- Extracted records:
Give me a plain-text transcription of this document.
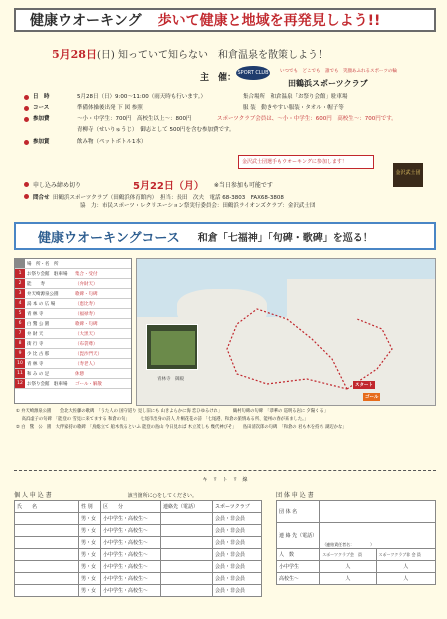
健康ウオーキング 歩いて健康と地域を再発見しよう!!
5月28日(日) 知っていて知らない　和倉温泉を散策しよう！
主　催： SPORT CLUB	いつでも　どこでも　誰でも　笑顔あふれるスポーツの輪
田鶴浜スポーツクラブ
日　時	5月28日（日）9:00〜11:00（雨天時も行います。）	集合場所　和倉温泉「お祭り会館」駐車場
コース	準備体操後出発 下 図 参照	服 装　動きやすい服装・タオル・帽子等
参加費	〜小・中学生：700円　高校生以上〜：800円	スポーツクラブ会員は、〜小・中学生：600円　高校生〜：700円です。
青柳寺（せいりゅうじ）　御志として 500円を含む参加費です。
参加賞	飲み物（ペットボトル1本）
金沢武士団選手もウオーキングに参加します！
金沢武士団
申し込み締め切り	5月22日（月） ※当日参加も可能です
問合せ 田鶴浜スポーツクラブ（田鶴浜体育館内）　担当：長田　次夫　電話 68-3803　FAX68-3808
協　力：市民スポーツ・レクリエーション祭実行委員会：田鶴浜ライオンズクラブ：金沢武士団
健康ウオーキングコース 和倉「七福神」「句碑・歌碑」を巡る！
場　所・名　所
1	お祭り会館　駐車場	集合・受付
2	能　　寿	（弁財天）
3	弁天崎源泉公園	歌碑・句碑
4	湯 本 の 広 場	（恵比寿）
5	青 林 寺	（福禄寿）
6	白 鷺 公 園	歌碑・句碑
7	弁 財 天	（大黒天）
8	街 行 寺	（布袋尊）
9	少 比 古 那	（毘沙門天）
10 青 林 寺	（寿老人）
11 和 み の 足	休憩
12 お祭り会館　駐車場	ゴール・解散
青林寺　御殿
スタート
ゴール
① 弁天崎源泉公園　　会北大佐藤の歌碑　「うた人の 国守道り 見し旧にも 山きよらかに海 恋ひゆるけれ」　　　鶴村句碑の句碑　「恭華の 巡明る岩に 夕陽くる」
　 高浜虚子の句碑　「能登の 雪見に来てまする 和倉の句」　　　七尾市出身の詩人 片桐花花の詩 「七尾港、和倉の旅情ある所、能州の春が来ました。」
② 白　鷺　公　園　大伴家持の歌碑　「鳥総立て 船木伐るといふ 能登の島山 今日見れば 木立茂しも 幾代神びそ」　　島田清次郎の句碑　「和倉の 君も木を持ち 湖辺かな」
$^{キ リ ト リ 線}$
個 人 申 込 書	該当箇所に○をしてください。
氏　　名	性 別	区　　分	連絡先（電話）	スポーツクラブ
	男・女	小中学生・高校生〜		会員・非会員
	男・女	小中学生・高校生〜		会員・非会員
	男・女	小中学生・高校生〜		会員・非会員
	男・女	小中学生・高校生〜		会員・非会員
	男・女	小中学生・高校生〜		会員・非会員
	男・女	小中学生・高校生〜		会員・非会員
	男・女	小中学生・高校生〜		会員・非会員
団 体 申 込 書
団 体 名		
連 絡 先（電話）	（連絡責任者名：　　　　）	
人　数	スポーツクラブ会　員	スポーツクラブ非 会 員
小中学生	人	人
高校生〜	人	人
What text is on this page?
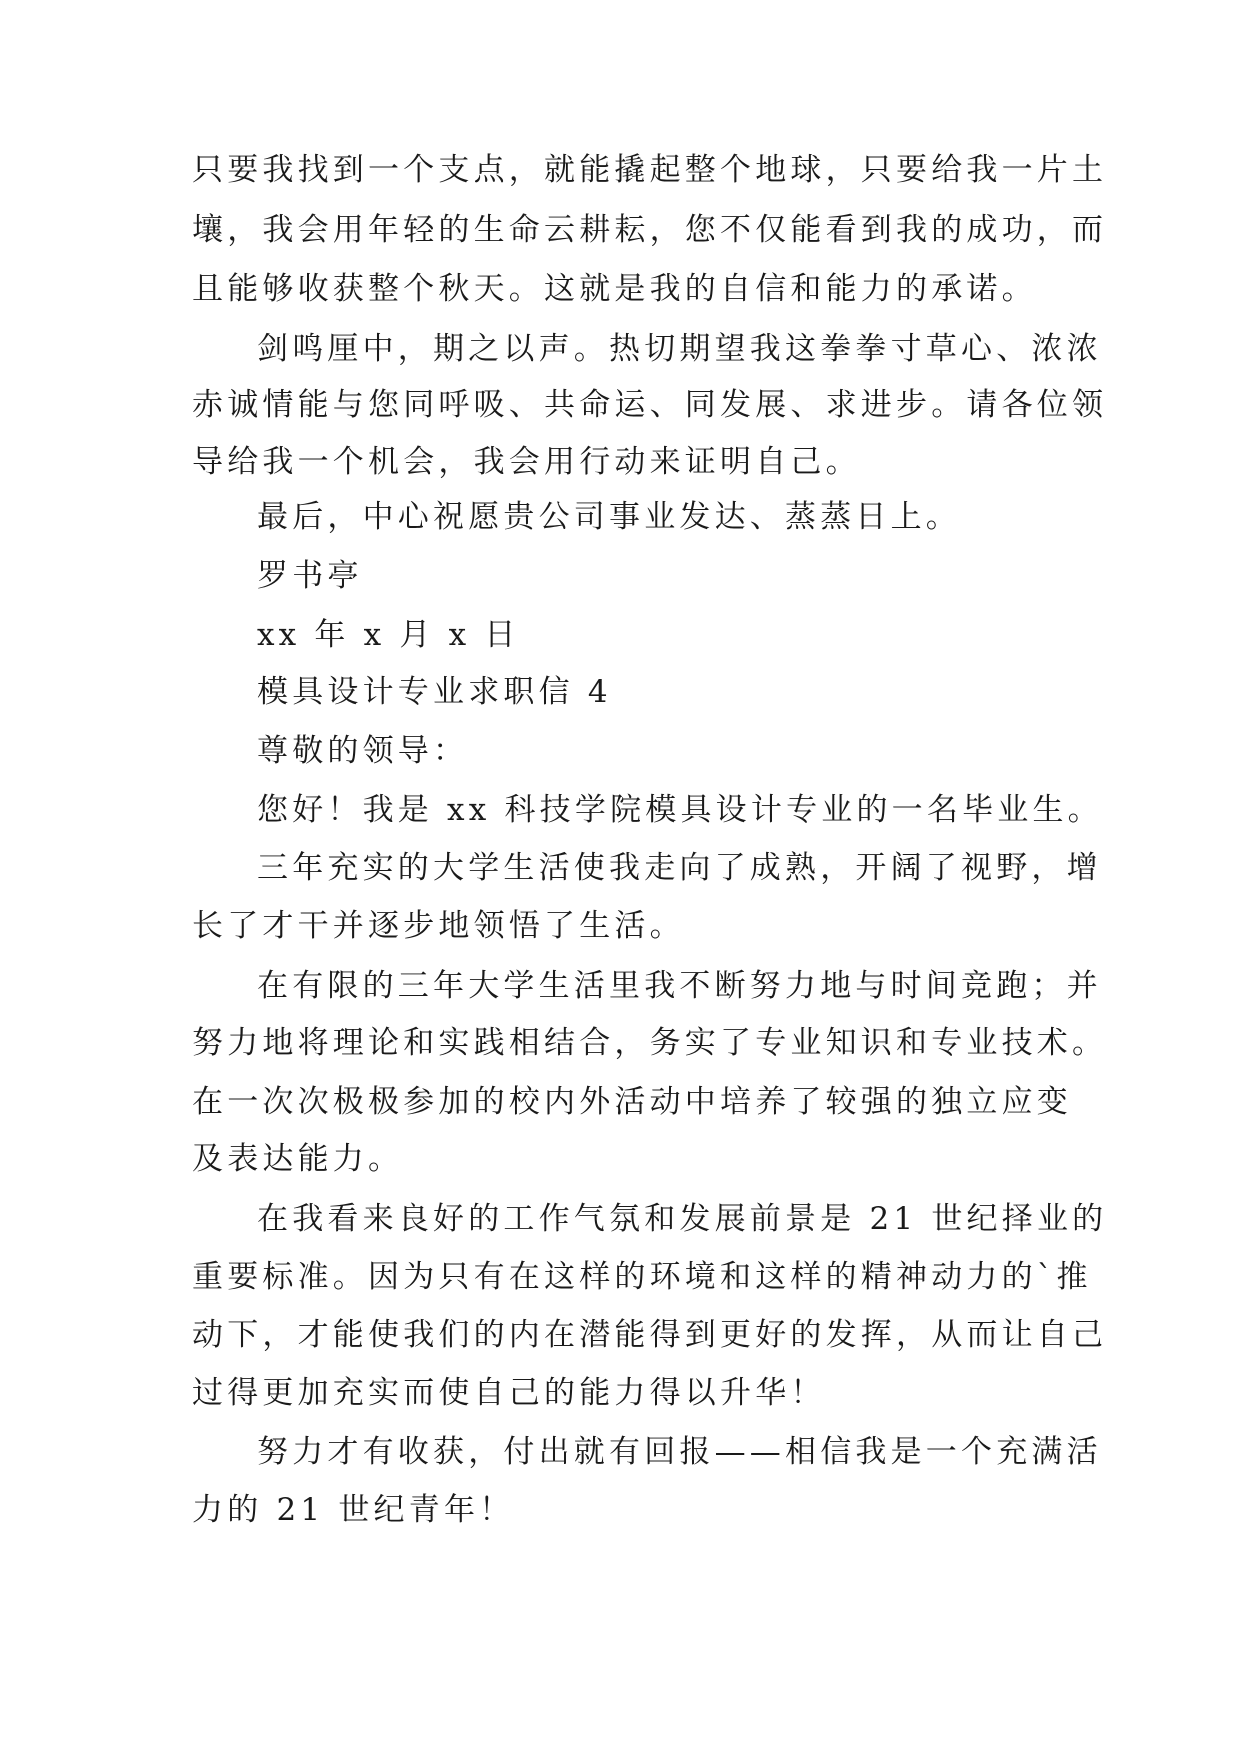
只要我找到一个支点，就能撬起整个地球，只要给我一片土
壤，我会用年轻的生命云耕耘，您不仅能看到我的成功，而
且能够收获整个秋天。这就是我的自信和能力的承诺。
剑鸣厘中，期之以声。热切期望我这拳拳寸草心、浓浓
赤诚情能与您同呼吸、共命运、同发展、求进步。请各位领
导给我一个机会，我会用行动来证明自己。
最后，中心祝愿贵公司事业发达、蒸蒸日上。
罗书亭
xx 年 x 月 x 日
模具设计专业求职信 4
尊敬的领导：
您好！我是 xx 科技学院模具设计专业的一名毕业生。
三年充实的大学生活使我走向了成熟，开阔了视野，增
长了才干并逐步地领悟了生活。
在有限的三年大学生活里我不断努力地与时间竞跑；并
努力地将理论和实践相结合，务实了专业知识和专业技术。
在一次次极极参加的校内外活动中培养了较强的独立应变
及表达能力。
在我看来良好的工作气氛和发展前景是 21 世纪择业的
重要标准。因为只有在这样的环境和这样的精神动力的`推
动下，才能使我们的内在潜能得到更好的发挥，从而让自己
过得更加充实而使自己的能力得以升华！
努力才有收获，付出就有回报——相信我是一个充满活
力的 21 世纪青年！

- TASK TO COMPLETE: Give the entries again without a single change, but with no pictures.

- WORKED SOLUTION:
Give me a plain-text transcription of this document.
健康ウオーキング 歩いて健康と地域を再発見しよう!!
5月28日(日) 知っていて知らない　和倉温泉を散策しよう！
主　催： SPORT CLUB	いつでも　どこでも　誰でも　笑顔あふれるスポーツの輪
田鶴浜スポーツクラブ
日　時	5月28日（日）9:00〜11:00（雨天時も行います。）	集合場所　和倉温泉「お祭り会館」駐車場
コース	準備体操後出発 下 図 参照	服 装　動きやすい服装・タオル・帽子等
参加費	〜小・中学生：700円　高校生以上〜：800円	スポーツクラブ会員は、〜小・中学生：600円　高校生〜：700円です。
青柳寺（せいりゅうじ）　御志として 500円を含む参加費です。
参加賞	飲み物（ペットボトル1本）
金沢武士団選手もウオーキングに参加します！
金沢武士団
申し込み締め切り	5月22日（月） ※当日参加も可能です
問合せ 田鶴浜スポーツクラブ（田鶴浜体育館内）　担当：長田　次夫　電話 68-3803　FAX68-3808
協　力：市民スポーツ・レクリエーション祭実行委員会：田鶴浜ライオンズクラブ：金沢武士団
健康ウオーキングコース 和倉「七福神」「句碑・歌碑」を巡る！
場　所・名　所
1	お祭り会館　駐車場	集合・受付
2	能　　寿	（弁財天）
3	弁天崎源泉公園	歌碑・句碑
4	湯 本 の 広 場	（恵比寿）
5	青 林 寺	（福禄寿）
6	白 鷺 公 園	歌碑・句碑
7	弁 財 天	（大黒天）
8	街 行 寺	（布袋尊）
9	少 比 古 那	（毘沙門天）
10 青 林 寺	（寿老人）
11 和 み の 足	休憩
12 お祭り会館　駐車場	ゴール・解散
青林寺　御殿
スタート
ゴール
① 弁天崎源泉公園　　会北大佐藤の歌碑　「うた人の 国守道り 見し旧にも 山きよらかに海 恋ひゆるけれ」　　　鶴村句碑の句碑　「恭華の 巡明る岩に 夕陽くる」
　 高浜虚子の句碑　「能登の 雪見に来てまする 和倉の句」　　　七尾市出身の詩人 片桐花花の詩 「七尾港、和倉の旅情ある所、能州の春が来ました。」
② 白　鷺　公　園　大伴家持の歌碑　「鳥総立て 船木伐るといふ 能登の島山 今日見れば 木立茂しも 幾代神びそ」　　島田清次郎の句碑　「和倉の 君も木を持ち 湖辺かな」
$^{キ リ ト リ 線}$
個 人 申 込 書	該当箇所に○をしてください。
氏　　名	性 別	区　　分	連絡先（電話）	スポーツクラブ
	男・女	小中学生・高校生〜		会員・非会員
	男・女	小中学生・高校生〜		会員・非会員
	男・女	小中学生・高校生〜		会員・非会員
	男・女	小中学生・高校生〜		会員・非会員
	男・女	小中学生・高校生〜		会員・非会員
	男・女	小中学生・高校生〜		会員・非会員
	男・女	小中学生・高校生〜		会員・非会員
団 体 申 込 書
団 体 名		
連 絡 先（電話）	（連絡責任者名：　　　　）	
人　数	スポーツクラブ会　員	スポーツクラブ非 会 員
小中学生	人	人
高校生〜	人	人
What text is on this page?
只要我找到一个支点，就能撬起整个地球，只要给我一片土
壤，我会用年轻的生命云耕耘，您不仅能看到我的成功，而
且能够收获整个秋天。这就是我的自信和能力的承诺。
剑鸣厘中，期之以声。热切期望我这拳拳寸草心、浓浓
赤诚情能与您同呼吸、共命运、同发展、求进步。请各位领
导给我一个机会，我会用行动来证明自己。
最后，中心祝愿贵公司事业发达、蒸蒸日上。
罗书亭
xx 年 x 月 x 日
模具设计专业求职信 4
尊敬的领导：
您好！我是 xx 科技学院模具设计专业的一名毕业生。
三年充实的大学生活使我走向了成熟，开阔了视野，增
长了才干并逐步地领悟了生活。
在有限的三年大学生活里我不断努力地与时间竞跑；并
努力地将理论和实践相结合，务实了专业知识和专业技术。
在一次次极极参加的校内外活动中培养了较强的独立应变
及表达能力。
在我看来良好的工作气氛和发展前景是 21 世纪择业的
重要标准。因为只有在这样的环境和这样的精神动力的`推
动下，才能使我们的内在潜能得到更好的发挥，从而让自己
过得更加充实而使自己的能力得以升华！
努力才有收获，付出就有回报——相信我是一个充满活
力的 21 世纪青年！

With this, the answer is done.